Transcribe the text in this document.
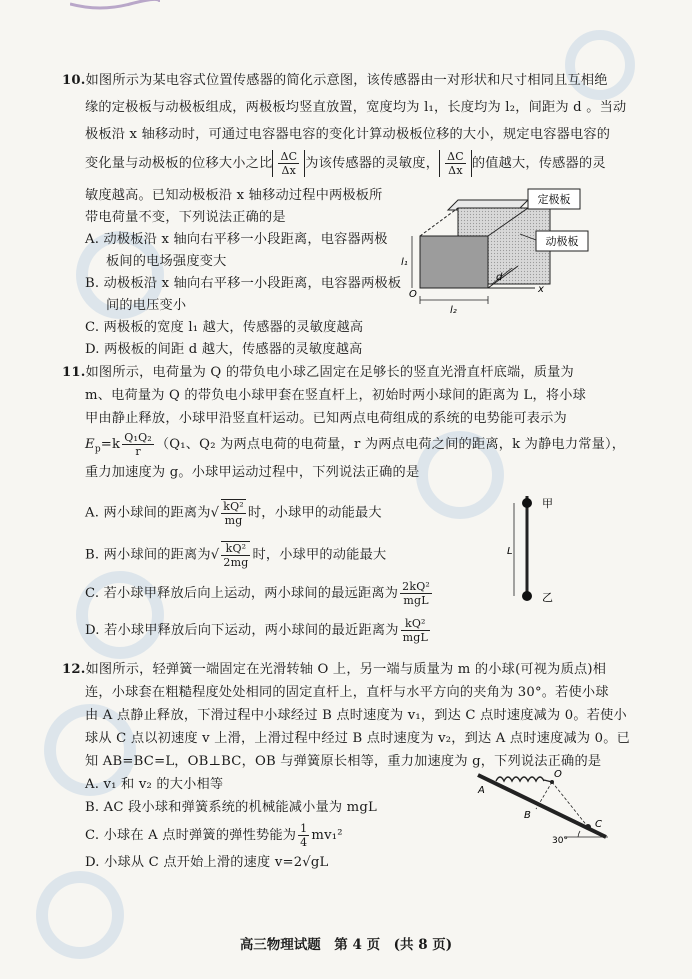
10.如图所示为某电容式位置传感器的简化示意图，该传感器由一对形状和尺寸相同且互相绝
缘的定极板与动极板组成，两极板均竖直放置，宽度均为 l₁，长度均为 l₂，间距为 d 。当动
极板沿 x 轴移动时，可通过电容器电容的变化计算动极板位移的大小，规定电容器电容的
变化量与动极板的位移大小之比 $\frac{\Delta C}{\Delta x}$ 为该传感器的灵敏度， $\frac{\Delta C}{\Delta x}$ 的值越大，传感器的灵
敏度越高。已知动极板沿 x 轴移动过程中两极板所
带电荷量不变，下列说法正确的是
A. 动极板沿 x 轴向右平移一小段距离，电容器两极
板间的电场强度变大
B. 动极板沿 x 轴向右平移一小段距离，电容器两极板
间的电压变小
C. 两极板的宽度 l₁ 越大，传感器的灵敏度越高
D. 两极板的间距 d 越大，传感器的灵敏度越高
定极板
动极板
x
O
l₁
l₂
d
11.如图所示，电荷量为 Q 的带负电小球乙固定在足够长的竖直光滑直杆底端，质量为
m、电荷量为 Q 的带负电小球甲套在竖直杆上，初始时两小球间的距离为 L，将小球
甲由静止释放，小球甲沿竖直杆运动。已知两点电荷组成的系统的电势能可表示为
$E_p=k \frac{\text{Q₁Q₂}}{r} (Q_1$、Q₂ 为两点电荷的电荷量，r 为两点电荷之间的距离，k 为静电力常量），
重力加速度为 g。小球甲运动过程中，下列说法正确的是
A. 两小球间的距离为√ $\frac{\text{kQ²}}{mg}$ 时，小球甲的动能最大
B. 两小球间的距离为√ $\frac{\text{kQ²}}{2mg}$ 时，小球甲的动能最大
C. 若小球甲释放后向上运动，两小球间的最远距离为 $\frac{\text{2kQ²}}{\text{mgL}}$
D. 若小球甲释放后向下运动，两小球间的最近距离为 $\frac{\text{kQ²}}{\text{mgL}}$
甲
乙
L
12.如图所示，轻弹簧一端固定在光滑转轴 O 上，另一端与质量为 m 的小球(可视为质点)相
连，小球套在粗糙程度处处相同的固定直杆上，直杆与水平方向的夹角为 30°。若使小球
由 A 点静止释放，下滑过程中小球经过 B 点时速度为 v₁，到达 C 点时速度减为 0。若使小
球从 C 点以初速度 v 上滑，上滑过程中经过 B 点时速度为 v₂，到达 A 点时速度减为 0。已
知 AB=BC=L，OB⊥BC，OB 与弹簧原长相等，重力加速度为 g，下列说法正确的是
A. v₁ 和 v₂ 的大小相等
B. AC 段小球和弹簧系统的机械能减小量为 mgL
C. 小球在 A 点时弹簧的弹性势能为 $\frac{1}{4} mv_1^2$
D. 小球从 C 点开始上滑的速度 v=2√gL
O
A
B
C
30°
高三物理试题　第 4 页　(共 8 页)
--
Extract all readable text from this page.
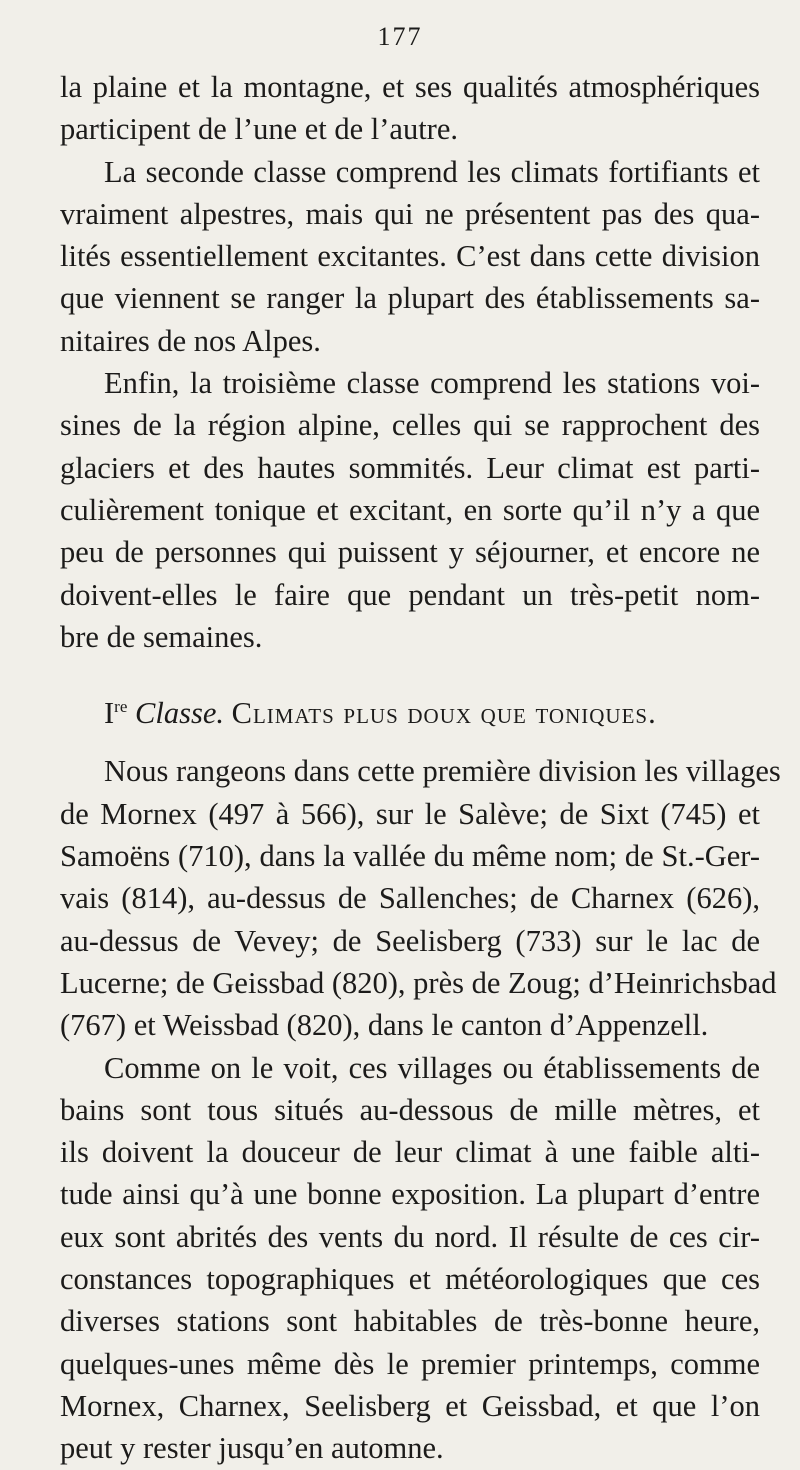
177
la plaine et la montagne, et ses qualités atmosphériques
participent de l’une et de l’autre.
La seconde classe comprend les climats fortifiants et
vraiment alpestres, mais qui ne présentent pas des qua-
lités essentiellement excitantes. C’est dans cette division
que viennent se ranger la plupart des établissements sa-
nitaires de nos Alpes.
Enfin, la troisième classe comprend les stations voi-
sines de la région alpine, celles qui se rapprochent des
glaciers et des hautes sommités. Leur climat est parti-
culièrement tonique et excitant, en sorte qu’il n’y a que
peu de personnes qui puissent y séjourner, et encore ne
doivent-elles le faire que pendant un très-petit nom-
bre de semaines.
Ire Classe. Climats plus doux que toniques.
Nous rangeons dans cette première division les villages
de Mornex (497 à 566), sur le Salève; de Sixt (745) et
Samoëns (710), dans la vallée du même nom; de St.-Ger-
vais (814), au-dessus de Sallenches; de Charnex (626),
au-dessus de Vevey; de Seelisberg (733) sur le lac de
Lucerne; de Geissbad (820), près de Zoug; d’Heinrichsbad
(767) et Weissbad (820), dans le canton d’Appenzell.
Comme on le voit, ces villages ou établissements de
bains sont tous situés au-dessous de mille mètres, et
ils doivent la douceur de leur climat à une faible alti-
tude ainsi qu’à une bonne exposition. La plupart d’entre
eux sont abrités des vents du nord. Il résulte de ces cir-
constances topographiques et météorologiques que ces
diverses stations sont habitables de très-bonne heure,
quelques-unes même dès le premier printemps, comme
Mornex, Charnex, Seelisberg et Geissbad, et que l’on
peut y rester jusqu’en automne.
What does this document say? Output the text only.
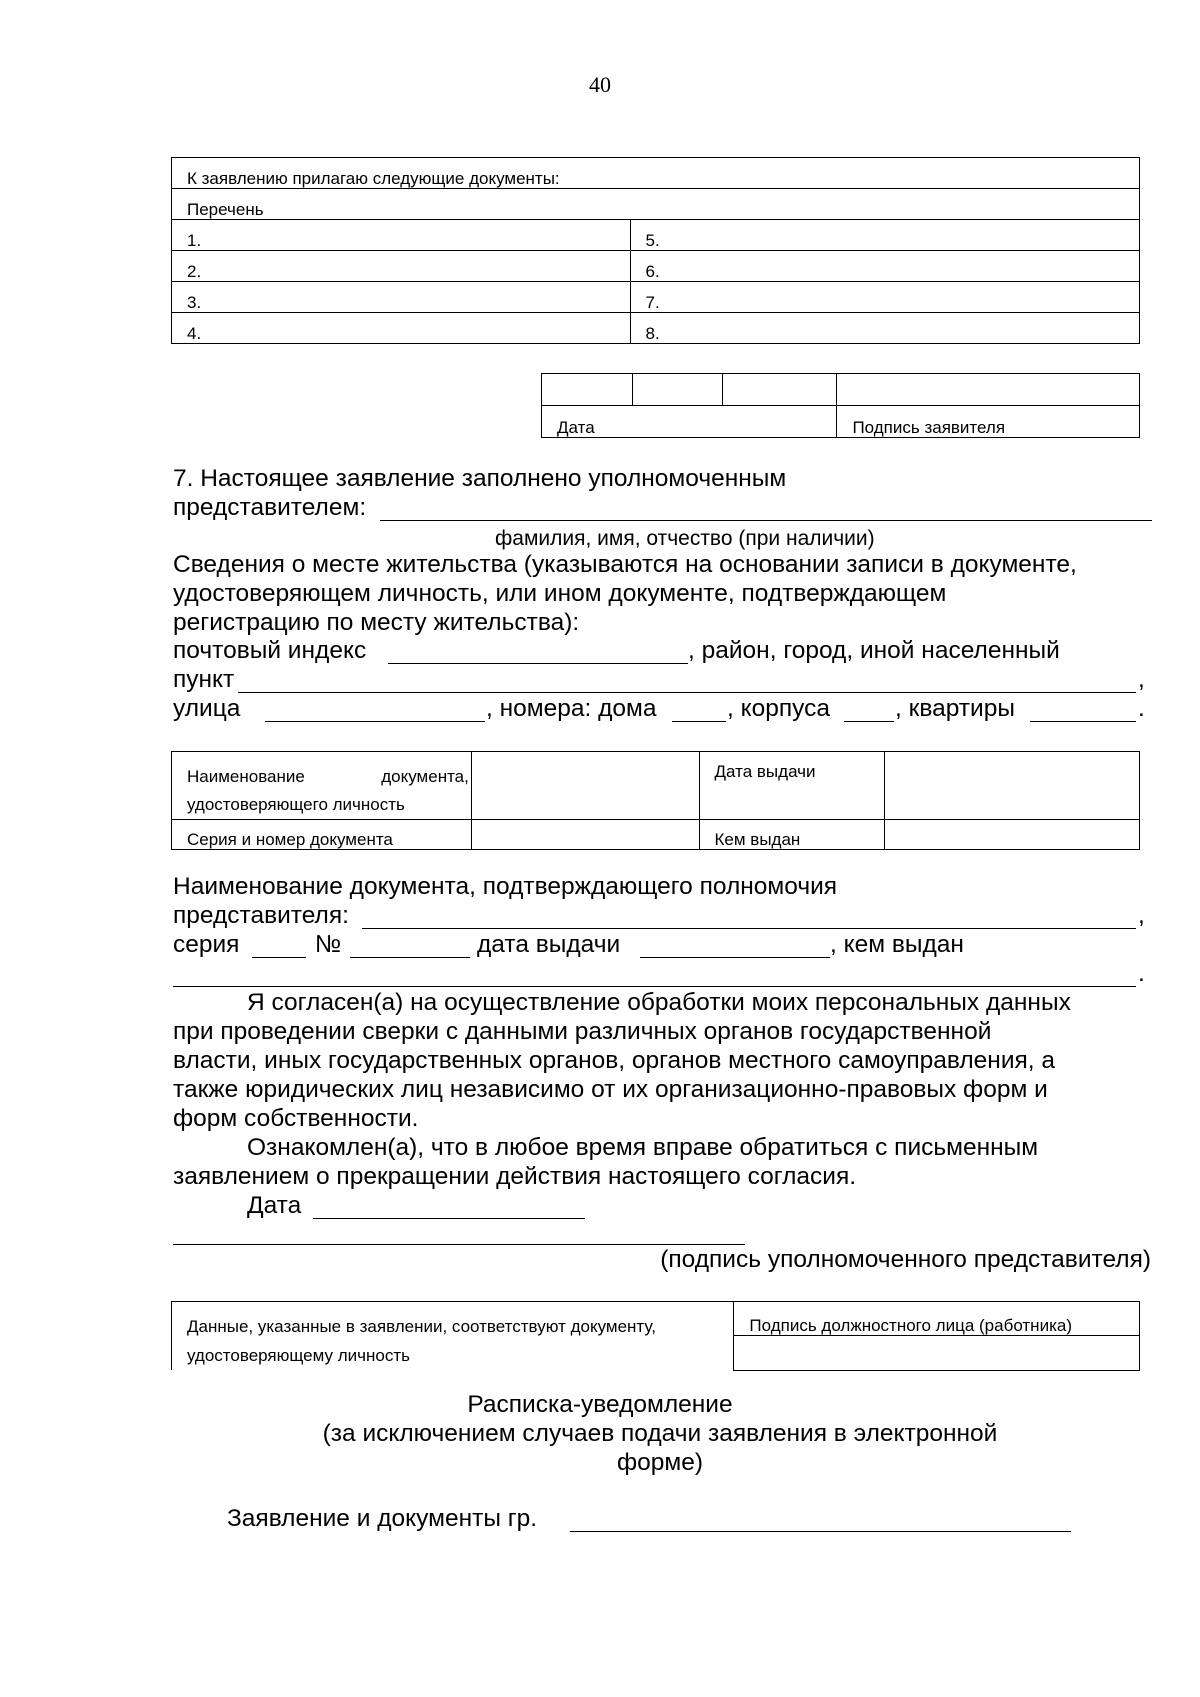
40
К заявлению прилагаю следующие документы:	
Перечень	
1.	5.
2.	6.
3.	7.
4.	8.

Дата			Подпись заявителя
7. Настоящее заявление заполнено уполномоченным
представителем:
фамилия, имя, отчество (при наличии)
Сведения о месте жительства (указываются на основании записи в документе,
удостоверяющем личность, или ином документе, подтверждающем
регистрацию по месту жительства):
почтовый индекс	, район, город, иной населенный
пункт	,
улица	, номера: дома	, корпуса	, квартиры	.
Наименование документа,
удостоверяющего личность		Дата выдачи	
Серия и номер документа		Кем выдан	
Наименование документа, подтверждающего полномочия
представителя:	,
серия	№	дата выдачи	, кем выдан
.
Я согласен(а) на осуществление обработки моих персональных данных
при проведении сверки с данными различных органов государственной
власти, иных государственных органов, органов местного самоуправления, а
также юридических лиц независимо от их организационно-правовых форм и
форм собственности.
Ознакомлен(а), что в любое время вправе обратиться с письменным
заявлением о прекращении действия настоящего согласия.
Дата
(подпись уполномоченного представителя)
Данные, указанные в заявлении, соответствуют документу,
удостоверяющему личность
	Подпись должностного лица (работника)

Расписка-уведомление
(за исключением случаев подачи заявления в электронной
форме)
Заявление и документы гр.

▸ **STATED TASK**:
Reproduce each line from the records that contains the word "点时速度减为".

▸ **EXPECTED ANSWER**:
由 A 点静止释放，下滑过程中小球经过 B 点时速度为 v₁，到达 C 点时速度减为 0。若使小
球从 C 点以初速度 v 上滑，上滑过程中经过 B 点时速度为 v₂，到达 A 点时速度减为 0。已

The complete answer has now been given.